Raw records
************
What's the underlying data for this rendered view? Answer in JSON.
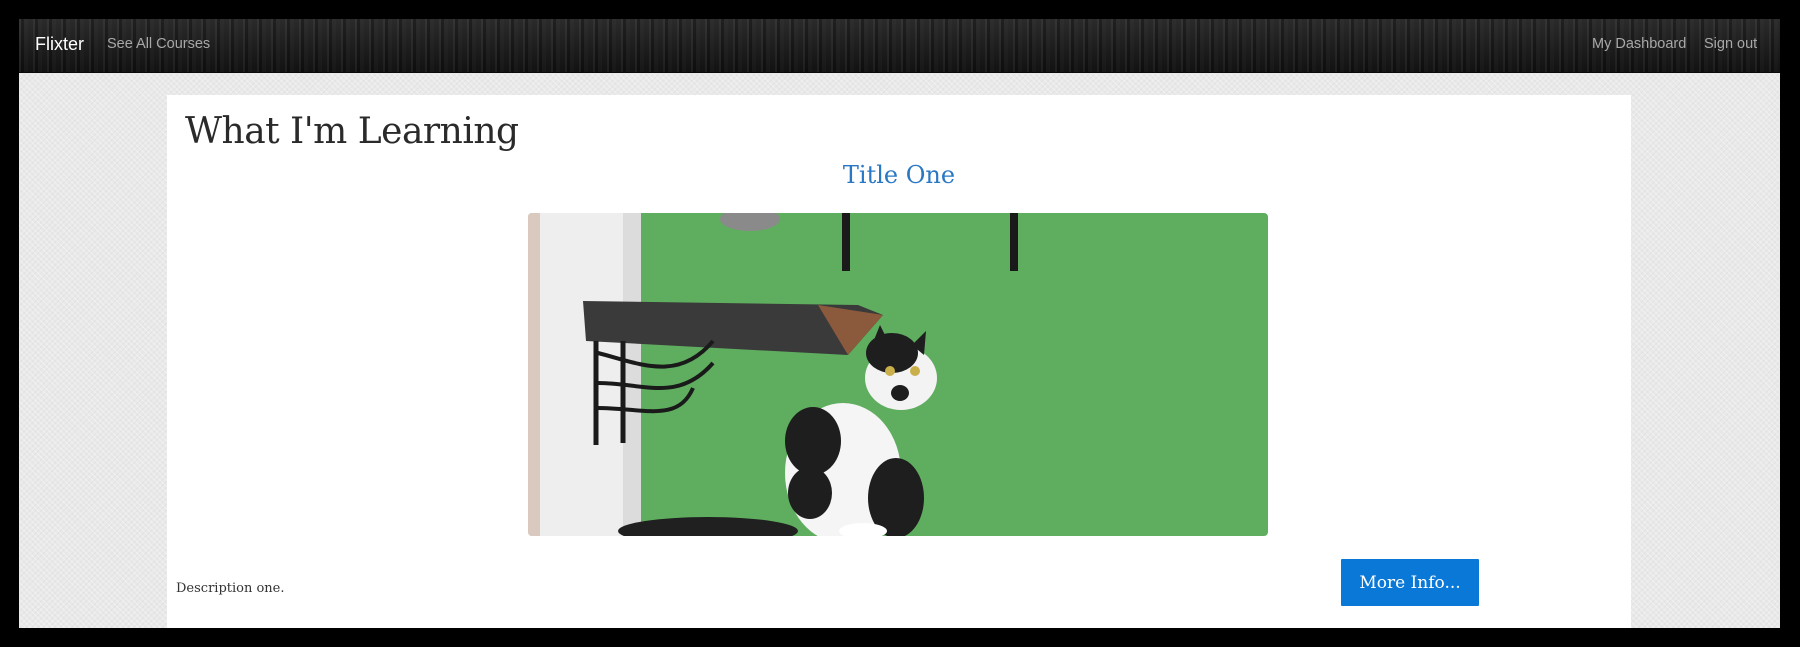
{
  "navbar": {
    "brand": "Flixter",
    "see_all_courses": "See All Courses",
    "my_dashboard": "My Dashboard",
    "sign_out": "Sign out"
  },
  "page": {
    "title": "What I'm Learning"
  },
  "courses": [
    {
      "title": "Title One",
      "image_alt": "cat sitting under wall shelves against a green wall",
      "description": "Description one.",
      "more_info_label": "More Info..."
    }
  ],
  "colors": {
    "accent": "#0a78d7",
    "course_title": "#2a78c4",
    "navbar": "#1c1c1c",
    "background": "#e9e9e9"
  }
}
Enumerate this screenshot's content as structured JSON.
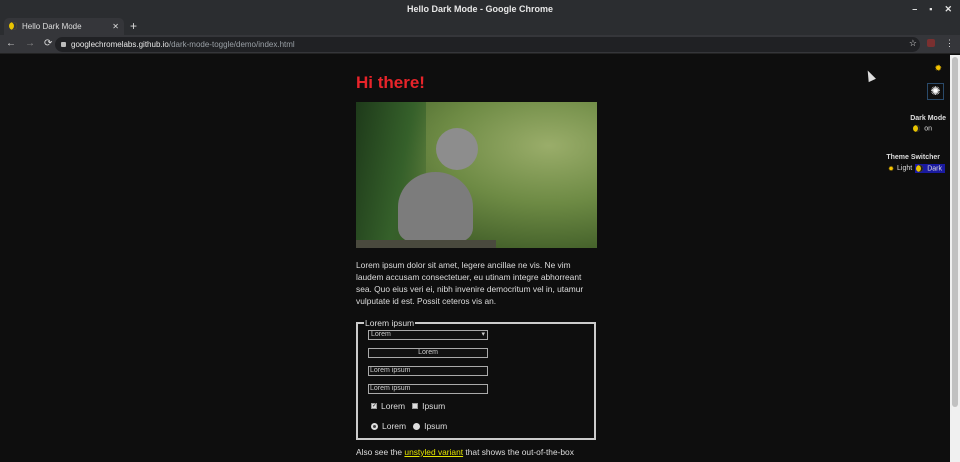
{
  "window": {
    "title": "Hello Dark Mode - Google Chrome",
    "controls": [
      "–",
      "▪",
      "✕"
    ]
  },
  "tab": {
    "label": "Hello Dark Mode",
    "close": "✕",
    "new_tab": "+"
  },
  "toolbar": {
    "back": "←",
    "forward": "→",
    "reload": "⟳",
    "url_host": "googlechromelabs.github.io",
    "url_path": "/dark-mode-toggle/demo/index.html",
    "star": "☆",
    "menu": "⋮"
  },
  "page": {
    "heading": "Hi there!",
    "paragraph": "Lorem ipsum dolor sit amet, legere ancillae ne vis. Ne vim laudem accusam consectetuer, eu utinam integre abhorreant sea. Quo eius veri ei, nibh invenire democritum vel in, utamur vulputate id est. Possit ceteros vis an.",
    "form": {
      "legend": "Lorem ipsum",
      "select_value": "Lorem",
      "button_label": "Lorem",
      "input1": "Lorem ipsum",
      "input2": "Lorem ipsum",
      "checkboxes": [
        {
          "label": "Lorem",
          "checked": true
        },
        {
          "label": "Ipsum",
          "checked": false
        }
      ],
      "radios": [
        {
          "label": "Lorem",
          "checked": true
        },
        {
          "label": "Ipsum",
          "checked": false
        }
      ]
    },
    "also_pre": "Also see the ",
    "also_link": "unstyled variant",
    "also_post": " that shows the out-of-the-box"
  },
  "side": {
    "dark_mode_label": "Dark Mode",
    "dark_mode_value": "on",
    "theme_switcher_label": "Theme Switcher",
    "light": "Light",
    "dark": "Dark"
  },
  "colors": {
    "heading": "#e8242a",
    "link": "#e6e600",
    "dark_selected": "#1a1aa0"
  }
}
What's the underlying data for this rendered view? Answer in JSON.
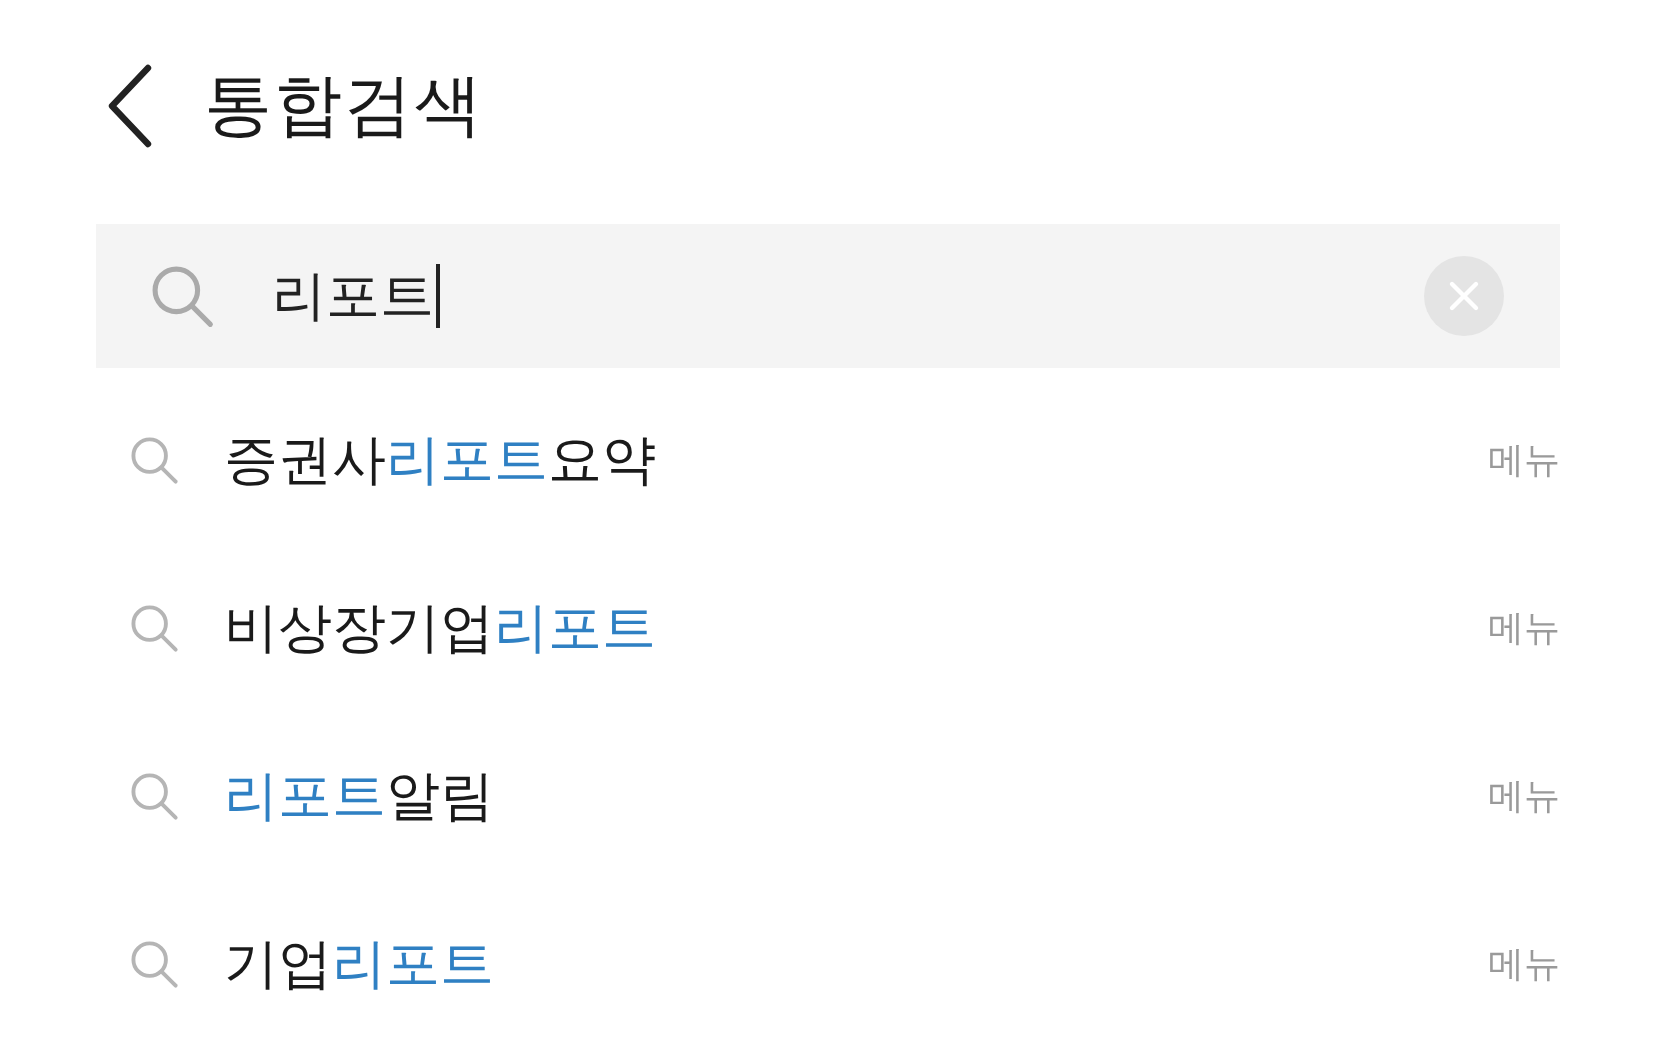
{
  "header": {
    "title": "통합검색"
  },
  "search": {
    "value": "리포트"
  },
  "suggestions": [
    {
      "parts": [
        {
          "text": "증권사",
          "match": false
        },
        {
          "text": "리포트",
          "match": true
        },
        {
          "text": "요약",
          "match": false
        }
      ],
      "category": "메뉴"
    },
    {
      "parts": [
        {
          "text": "비상장기업",
          "match": false
        },
        {
          "text": "리포트",
          "match": true
        }
      ],
      "category": "메뉴"
    },
    {
      "parts": [
        {
          "text": "리포트",
          "match": true
        },
        {
          "text": "알림",
          "match": false
        }
      ],
      "category": "메뉴"
    },
    {
      "parts": [
        {
          "text": "기업",
          "match": false
        },
        {
          "text": "리포트",
          "match": true
        }
      ],
      "category": "메뉴"
    }
  ]
}
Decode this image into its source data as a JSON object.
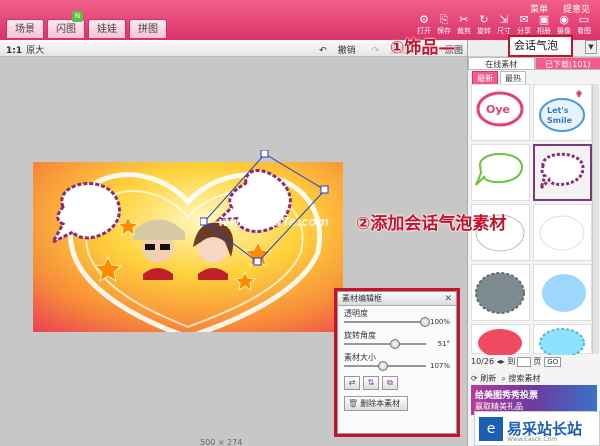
{
  "header": {
    "menu": [
      "菜单",
      "提意见"
    ],
    "tabs": [
      {
        "label": "场景",
        "active": false
      },
      {
        "label": "闪图",
        "active": false,
        "badge": "N"
      },
      {
        "label": "娃娃",
        "active": false
      },
      {
        "label": "拼图",
        "active": false
      }
    ],
    "tools": [
      {
        "icon": "gear-icon",
        "glyph": "⚙",
        "label": "打开"
      },
      {
        "icon": "save-icon",
        "glyph": "⎘",
        "label": "保存"
      },
      {
        "icon": "crop-icon",
        "glyph": "✂",
        "label": "裁剪"
      },
      {
        "icon": "rotate-icon",
        "glyph": "↻",
        "label": "旋转"
      },
      {
        "icon": "resize-icon",
        "glyph": "⇲",
        "label": "尺寸"
      },
      {
        "icon": "share-icon",
        "glyph": "✉",
        "label": "分享"
      },
      {
        "icon": "album-icon",
        "glyph": "▣",
        "label": "相册"
      },
      {
        "icon": "camera-icon",
        "glyph": "◉",
        "label": "摄像头"
      },
      {
        "icon": "view-icon",
        "glyph": "▭",
        "label": "看图"
      }
    ]
  },
  "toolbar": {
    "zoom_ratio": "1:1",
    "zoom_label": "原大",
    "undo": "撤销",
    "redo": "重做",
    "original": "原图"
  },
  "annotations": {
    "step1_text": "①饰品—",
    "step1_item": "会话气泡",
    "step2_text": "②添加会话气泡素材"
  },
  "right_panel": {
    "tabs": [
      "在线素材",
      "已下载(101)"
    ],
    "subtabs": [
      "最新",
      "最热"
    ],
    "pager_text": "10/26",
    "pager_to": "到",
    "pager_page": "页",
    "pager_go": "GO",
    "refresh": "刷新",
    "find": "搜索素材",
    "banner_title": "给美图秀秀投票",
    "banner_sub": "赢取精美礼品"
  },
  "edit_window": {
    "title": "素材编辑框",
    "sliders": [
      {
        "label": "透明度",
        "value": "100%",
        "fraction": 1.0
      },
      {
        "label": "旋转角度",
        "value": "51°",
        "fraction": 0.6
      },
      {
        "label": "素材大小",
        "value": "107%",
        "fraction": 0.45
      }
    ],
    "delete_label": "删除本素材"
  },
  "canvas": {
    "dimensions": "500 × 274",
    "watermark": "www.DuoTe.com"
  },
  "footer_watermark": {
    "name": "易采站长站",
    "url": "Www.Easck.Com"
  },
  "colors": {
    "brand": "#e0406f",
    "annotation": "#c8122a"
  }
}
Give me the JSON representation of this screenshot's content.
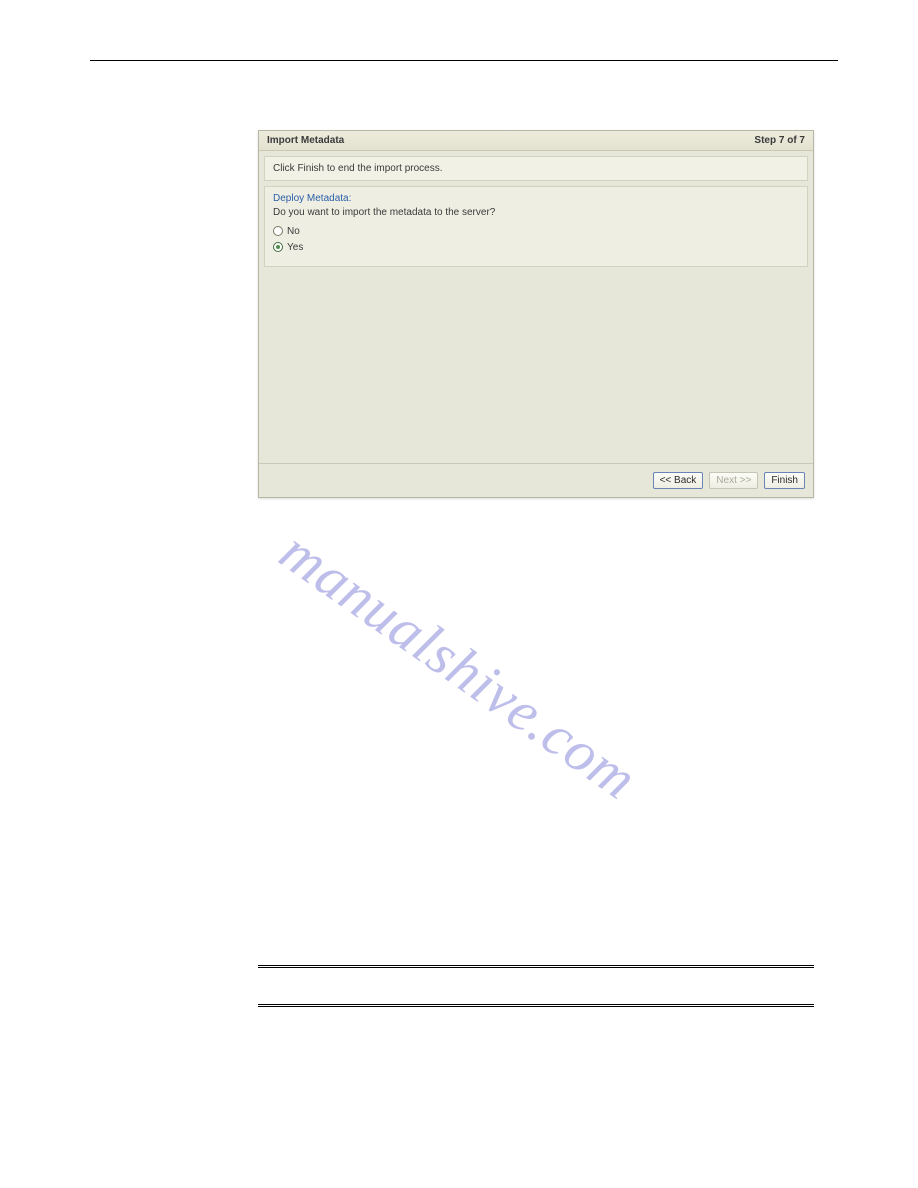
************
Leave the pictures out and print the records above exactly as they stand.

TASK OUTPUT —
What's the underlying data for this rendered view? Answer in JSON.
{
  "navbar": {
    "brand": "Flixter",
    "see_all_courses": "See All Courses",
    "my_dashboard": "My Dashboard",
    "sign_out": "Sign out"
  },
  "page": {
    "title": "What I'm Learning"
  },
  "courses": [
    {
      "title": "Title One",
      "image_alt": "cat sitting under wall shelves against a green wall",
      "description": "Description one.",
      "more_info_label": "More Info..."
    }
  ],
  "colors": {
    "accent": "#0a78d7",
    "course_title": "#2a78c4",
    "navbar": "#1c1c1c",
    "background": "#e9e9e9"
  }
}
Enumerate this screenshot's content as structured JSON.
{
  "window": {
    "title": "Hello Dark Mode - Google Chrome",
    "controls": [
      "–",
      "▪",
      "✕"
    ]
  },
  "tab": {
    "label": "Hello Dark Mode",
    "close": "✕",
    "new_tab": "+"
  },
  "toolbar": {
    "back": "←",
    "forward": "→",
    "reload": "⟳",
    "url_host": "googlechromelabs.github.io",
    "url_path": "/dark-mode-toggle/demo/index.html",
    "star": "☆",
    "menu": "⋮"
  },
  "page": {
    "heading": "Hi there!",
    "paragraph": "Lorem ipsum dolor sit amet, legere ancillae ne vis. Ne vim laudem accusam consectetuer, eu utinam integre abhorreant sea. Quo eius veri ei, nibh invenire democritum vel in, utamur vulputate id est. Possit ceteros vis an.",
    "form": {
      "legend": "Lorem ipsum",
      "select_value": "Lorem",
      "button_label": "Lorem",
      "input1": "Lorem ipsum",
      "input2": "Lorem ipsum",
      "checkboxes": [
        {
          "label": "Lorem",
          "checked": true
        },
        {
          "label": "Ipsum",
          "checked": false
        }
      ],
      "radios": [
        {
          "label": "Lorem",
          "checked": true
        },
        {
          "label": "Ipsum",
          "checked": false
        }
      ]
    },
    "also_pre": "Also see the ",
    "also_link": "unstyled variant",
    "also_post": " that shows the out-of-the-box"
  },
  "side": {
    "dark_mode_label": "Dark Mode",
    "dark_mode_value": "on",
    "theme_switcher_label": "Theme Switcher",
    "light": "Light",
    "dark": "Dark"
  },
  "colors": {
    "heading": "#e8242a",
    "link": "#e6e600",
    "dark_selected": "#1a1aa0"
  }
}
What's the underlying data for this rendered view? Answer in JSON.
{
  "header": {
    "title": "통합검색"
  },
  "search": {
    "value": "리포트"
  },
  "suggestions": [
    {
      "parts": [
        {
          "text": "증권사",
          "match": false
        },
        {
          "text": "리포트",
          "match": true
        },
        {
          "text": "요약",
          "match": false
        }
      ],
      "category": "메뉴"
    },
    {
      "parts": [
        {
          "text": "비상장기업",
          "match": false
        },
        {
          "text": "리포트",
          "match": true
        }
      ],
      "category": "메뉴"
    },
    {
      "parts": [
        {
          "text": "리포트",
          "match": true
        },
        {
          "text": "알림",
          "match": false
        }
      ],
      "category": "메뉴"
    },
    {
      "parts": [
        {
          "text": "기업",
          "match": false
        },
        {
          "text": "리포트",
          "match": true
        }
      ],
      "category": "메뉴"
    }
  ]
}
Decode this image into its source data as a JSON object.
{
  "header": {
    "menu": [
      "菜单",
      "提意见"
    ],
    "tabs": [
      {
        "label": "场景",
        "active": false
      },
      {
        "label": "闪图",
        "active": false,
        "badge": "N"
      },
      {
        "label": "娃娃",
        "active": false
      },
      {
        "label": "拼图",
        "active": false
      }
    ],
    "tools": [
      {
        "icon": "gear-icon",
        "glyph": "⚙",
        "label": "打开"
      },
      {
        "icon": "save-icon",
        "glyph": "⎘",
        "label": "保存"
      },
      {
        "icon": "crop-icon",
        "glyph": "✂",
        "label": "裁剪"
      },
      {
        "icon": "rotate-icon",
        "glyph": "↻",
        "label": "旋转"
      },
      {
        "icon": "resize-icon",
        "glyph": "⇲",
        "label": "尺寸"
      },
      {
        "icon": "share-icon",
        "glyph": "✉",
        "label": "分享"
      },
      {
        "icon": "album-icon",
        "glyph": "▣",
        "label": "相册"
      },
      {
        "icon": "camera-icon",
        "glyph": "◉",
        "label": "摄像头"
      },
      {
        "icon": "view-icon",
        "glyph": "▭",
        "label": "看图"
      }
    ]
  },
  "toolbar": {
    "zoom_ratio": "1:1",
    "zoom_label": "原大",
    "undo": "撤销",
    "redo": "重做",
    "original": "原图"
  },
  "annotations": {
    "step1_text": "①饰品—",
    "step1_item": "会话气泡",
    "step2_text": "②添加会话气泡素材"
  },
  "right_panel": {
    "tabs": [
      "在线素材",
      "已下载(101)"
    ],
    "subtabs": [
      "最新",
      "最热"
    ],
    "pager_text": "10/26",
    "pager_to": "到",
    "pager_page": "页",
    "pager_go": "GO",
    "refresh": "刷新",
    "find": "搜索素材",
    "banner_title": "给美图秀秀投票",
    "banner_sub": "赢取精美礼品"
  },
  "edit_window": {
    "title": "素材编辑框",
    "sliders": [
      {
        "label": "透明度",
        "value": "100%",
        "fraction": 1.0
      },
      {
        "label": "旋转角度",
        "value": "51°",
        "fraction": 0.6
      },
      {
        "label": "素材大小",
        "value": "107%",
        "fraction": 0.45
      }
    ],
    "delete_label": "删除本素材"
  },
  "canvas": {
    "dimensions": "500 × 274",
    "watermark": "www.DuoTe.com"
  },
  "footer_watermark": {
    "name": "易采站长站",
    "url": "Www.Easck.Com"
  },
  "colors": {
    "brand": "#e0406f",
    "annotation": "#c8122a"
  }
}
Give me the JSON representation of this screenshot's content.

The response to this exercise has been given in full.